## Given entries
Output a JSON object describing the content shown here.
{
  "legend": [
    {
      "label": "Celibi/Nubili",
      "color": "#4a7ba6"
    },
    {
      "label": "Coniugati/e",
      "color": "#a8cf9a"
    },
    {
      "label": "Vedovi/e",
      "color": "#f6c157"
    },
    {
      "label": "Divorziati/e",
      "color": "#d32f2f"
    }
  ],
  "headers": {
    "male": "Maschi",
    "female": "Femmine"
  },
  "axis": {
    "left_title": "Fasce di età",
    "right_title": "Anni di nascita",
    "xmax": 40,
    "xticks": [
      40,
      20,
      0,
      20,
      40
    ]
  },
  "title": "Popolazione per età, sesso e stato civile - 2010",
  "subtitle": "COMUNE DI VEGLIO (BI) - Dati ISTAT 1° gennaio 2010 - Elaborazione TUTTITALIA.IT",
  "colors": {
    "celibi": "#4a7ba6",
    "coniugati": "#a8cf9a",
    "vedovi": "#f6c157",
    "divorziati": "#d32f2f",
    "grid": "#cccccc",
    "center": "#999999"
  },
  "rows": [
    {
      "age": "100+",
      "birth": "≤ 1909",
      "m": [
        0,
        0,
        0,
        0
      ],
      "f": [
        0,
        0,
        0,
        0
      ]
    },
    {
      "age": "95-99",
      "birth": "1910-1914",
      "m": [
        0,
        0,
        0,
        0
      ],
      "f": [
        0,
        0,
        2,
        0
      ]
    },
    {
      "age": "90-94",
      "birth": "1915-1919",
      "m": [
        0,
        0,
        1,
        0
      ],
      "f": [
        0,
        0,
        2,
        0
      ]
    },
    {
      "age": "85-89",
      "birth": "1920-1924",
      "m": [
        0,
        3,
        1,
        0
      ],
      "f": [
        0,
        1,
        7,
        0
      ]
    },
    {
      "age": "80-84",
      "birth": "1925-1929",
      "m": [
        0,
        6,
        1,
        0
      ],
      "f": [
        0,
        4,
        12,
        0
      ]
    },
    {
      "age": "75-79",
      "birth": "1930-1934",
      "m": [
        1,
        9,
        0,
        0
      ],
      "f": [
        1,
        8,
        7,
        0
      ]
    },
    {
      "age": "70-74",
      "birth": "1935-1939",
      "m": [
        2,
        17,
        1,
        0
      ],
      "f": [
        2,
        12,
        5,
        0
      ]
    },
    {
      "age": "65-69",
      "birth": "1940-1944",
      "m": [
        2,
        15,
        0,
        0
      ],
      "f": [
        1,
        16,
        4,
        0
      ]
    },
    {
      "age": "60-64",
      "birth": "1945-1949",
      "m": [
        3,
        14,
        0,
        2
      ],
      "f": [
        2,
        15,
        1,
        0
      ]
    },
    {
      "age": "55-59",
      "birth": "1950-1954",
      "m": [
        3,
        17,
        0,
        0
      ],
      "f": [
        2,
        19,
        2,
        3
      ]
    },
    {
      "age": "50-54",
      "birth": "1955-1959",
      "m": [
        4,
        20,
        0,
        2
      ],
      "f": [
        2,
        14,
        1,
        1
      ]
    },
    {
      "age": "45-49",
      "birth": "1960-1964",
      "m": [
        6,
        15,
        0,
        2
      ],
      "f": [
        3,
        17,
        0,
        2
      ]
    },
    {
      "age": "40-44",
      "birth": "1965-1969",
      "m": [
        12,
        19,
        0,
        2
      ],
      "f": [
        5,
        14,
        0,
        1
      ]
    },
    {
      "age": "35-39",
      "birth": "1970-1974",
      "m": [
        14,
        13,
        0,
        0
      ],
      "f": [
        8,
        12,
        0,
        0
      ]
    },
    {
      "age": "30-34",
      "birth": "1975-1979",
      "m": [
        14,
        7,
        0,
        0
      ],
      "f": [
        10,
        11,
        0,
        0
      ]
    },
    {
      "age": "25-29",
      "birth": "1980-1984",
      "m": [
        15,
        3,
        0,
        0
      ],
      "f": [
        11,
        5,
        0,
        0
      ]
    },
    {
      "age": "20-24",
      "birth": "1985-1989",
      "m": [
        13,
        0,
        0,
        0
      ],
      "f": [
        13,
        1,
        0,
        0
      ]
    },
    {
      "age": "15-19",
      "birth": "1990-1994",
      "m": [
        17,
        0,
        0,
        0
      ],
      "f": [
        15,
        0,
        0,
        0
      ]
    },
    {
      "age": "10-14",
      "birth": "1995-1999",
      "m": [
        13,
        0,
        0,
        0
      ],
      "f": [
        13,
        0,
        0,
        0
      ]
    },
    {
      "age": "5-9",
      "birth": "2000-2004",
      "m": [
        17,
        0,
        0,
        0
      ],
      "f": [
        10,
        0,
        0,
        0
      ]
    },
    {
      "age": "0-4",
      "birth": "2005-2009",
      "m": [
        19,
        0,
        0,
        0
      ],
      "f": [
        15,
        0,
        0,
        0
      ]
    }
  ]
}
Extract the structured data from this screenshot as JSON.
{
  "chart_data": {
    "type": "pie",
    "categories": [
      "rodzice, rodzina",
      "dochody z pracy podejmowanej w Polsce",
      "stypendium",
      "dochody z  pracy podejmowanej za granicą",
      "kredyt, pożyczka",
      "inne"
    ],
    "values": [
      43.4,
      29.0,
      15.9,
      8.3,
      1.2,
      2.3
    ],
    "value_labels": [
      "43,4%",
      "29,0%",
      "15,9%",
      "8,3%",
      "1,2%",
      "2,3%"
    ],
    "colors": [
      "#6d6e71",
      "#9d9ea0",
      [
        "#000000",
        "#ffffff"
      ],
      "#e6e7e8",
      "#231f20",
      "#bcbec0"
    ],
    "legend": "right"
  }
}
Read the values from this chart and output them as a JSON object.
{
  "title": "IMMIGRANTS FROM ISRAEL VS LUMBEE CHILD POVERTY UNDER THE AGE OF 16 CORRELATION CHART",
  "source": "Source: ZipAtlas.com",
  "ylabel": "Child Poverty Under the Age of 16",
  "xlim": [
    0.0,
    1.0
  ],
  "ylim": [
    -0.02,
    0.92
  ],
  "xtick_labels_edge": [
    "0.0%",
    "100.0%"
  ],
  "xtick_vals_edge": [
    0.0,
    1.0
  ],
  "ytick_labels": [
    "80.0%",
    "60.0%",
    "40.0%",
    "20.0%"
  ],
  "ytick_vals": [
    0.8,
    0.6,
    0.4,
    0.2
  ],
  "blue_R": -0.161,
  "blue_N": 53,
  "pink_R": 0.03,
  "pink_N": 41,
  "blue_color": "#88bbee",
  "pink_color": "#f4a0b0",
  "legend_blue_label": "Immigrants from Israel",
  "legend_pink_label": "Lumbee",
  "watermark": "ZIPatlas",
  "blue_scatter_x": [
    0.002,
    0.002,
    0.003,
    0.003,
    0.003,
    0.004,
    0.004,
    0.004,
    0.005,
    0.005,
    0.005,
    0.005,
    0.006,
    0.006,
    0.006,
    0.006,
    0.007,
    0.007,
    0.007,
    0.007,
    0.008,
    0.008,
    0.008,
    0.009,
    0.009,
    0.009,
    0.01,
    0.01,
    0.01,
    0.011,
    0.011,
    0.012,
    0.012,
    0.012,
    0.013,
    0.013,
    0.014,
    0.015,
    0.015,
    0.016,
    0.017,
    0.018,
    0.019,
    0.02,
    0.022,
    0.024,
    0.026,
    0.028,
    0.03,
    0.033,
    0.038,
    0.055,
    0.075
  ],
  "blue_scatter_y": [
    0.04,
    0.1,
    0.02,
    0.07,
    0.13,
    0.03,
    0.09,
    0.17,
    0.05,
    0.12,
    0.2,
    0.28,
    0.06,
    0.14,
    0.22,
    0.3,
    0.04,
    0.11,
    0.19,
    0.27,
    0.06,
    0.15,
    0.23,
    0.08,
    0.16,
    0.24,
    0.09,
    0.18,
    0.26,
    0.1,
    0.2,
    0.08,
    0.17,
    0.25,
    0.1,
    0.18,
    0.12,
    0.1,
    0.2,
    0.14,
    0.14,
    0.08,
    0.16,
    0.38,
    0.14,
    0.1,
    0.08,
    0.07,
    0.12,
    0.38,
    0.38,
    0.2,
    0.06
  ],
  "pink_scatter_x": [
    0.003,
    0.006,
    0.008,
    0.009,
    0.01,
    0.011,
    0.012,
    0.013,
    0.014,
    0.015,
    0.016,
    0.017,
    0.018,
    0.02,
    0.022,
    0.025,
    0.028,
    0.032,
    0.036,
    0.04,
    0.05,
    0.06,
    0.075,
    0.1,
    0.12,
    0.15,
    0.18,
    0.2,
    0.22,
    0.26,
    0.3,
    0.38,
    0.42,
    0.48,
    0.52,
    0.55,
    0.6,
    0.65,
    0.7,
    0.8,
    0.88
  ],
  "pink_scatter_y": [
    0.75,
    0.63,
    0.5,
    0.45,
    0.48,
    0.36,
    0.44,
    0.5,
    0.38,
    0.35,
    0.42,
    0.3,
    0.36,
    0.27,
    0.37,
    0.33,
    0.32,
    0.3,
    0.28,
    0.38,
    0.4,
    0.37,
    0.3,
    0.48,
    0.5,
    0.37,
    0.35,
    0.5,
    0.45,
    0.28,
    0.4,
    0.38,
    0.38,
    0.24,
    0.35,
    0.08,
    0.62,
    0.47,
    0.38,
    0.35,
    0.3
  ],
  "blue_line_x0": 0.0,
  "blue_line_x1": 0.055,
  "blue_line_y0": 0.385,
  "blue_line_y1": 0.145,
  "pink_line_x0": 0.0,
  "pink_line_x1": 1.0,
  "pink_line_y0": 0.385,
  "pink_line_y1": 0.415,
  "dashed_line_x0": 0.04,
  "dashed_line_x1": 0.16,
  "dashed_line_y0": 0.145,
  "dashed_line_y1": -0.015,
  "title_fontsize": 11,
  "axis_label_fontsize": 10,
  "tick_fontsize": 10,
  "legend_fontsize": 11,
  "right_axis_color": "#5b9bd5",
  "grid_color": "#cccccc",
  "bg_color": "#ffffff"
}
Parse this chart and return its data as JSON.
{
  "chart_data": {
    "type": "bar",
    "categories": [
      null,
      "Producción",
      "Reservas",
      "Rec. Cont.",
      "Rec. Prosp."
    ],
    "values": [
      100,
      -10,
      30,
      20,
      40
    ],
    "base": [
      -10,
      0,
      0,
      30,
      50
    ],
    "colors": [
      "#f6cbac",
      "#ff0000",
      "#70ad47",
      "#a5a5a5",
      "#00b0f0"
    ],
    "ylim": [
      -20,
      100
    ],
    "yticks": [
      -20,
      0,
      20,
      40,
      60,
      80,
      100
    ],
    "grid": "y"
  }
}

## What this task involves
Output only the lines from the one holding "Parse this chart and return its data as JSON." through the last line above, exactly as they appear.

## Exercise output
Parse this chart and return its data as JSON.
{
  "chart_data": {
    "type": "bar",
    "categories": [
      null,
      "Producción",
      "Reservas",
      "Rec. Cont.",
      "Rec. Prosp."
    ],
    "values": [
      100,
      -10,
      30,
      20,
      40
    ],
    "base": [
      -10,
      0,
      0,
      30,
      50
    ],
    "colors": [
      "#f6cbac",
      "#ff0000",
      "#70ad47",
      "#a5a5a5",
      "#00b0f0"
    ],
    "ylim": [
      -20,
      100
    ],
    "yticks": [
      -20,
      0,
      20,
      40,
      60,
      80,
      100
    ],
    "grid": "y"
  }
}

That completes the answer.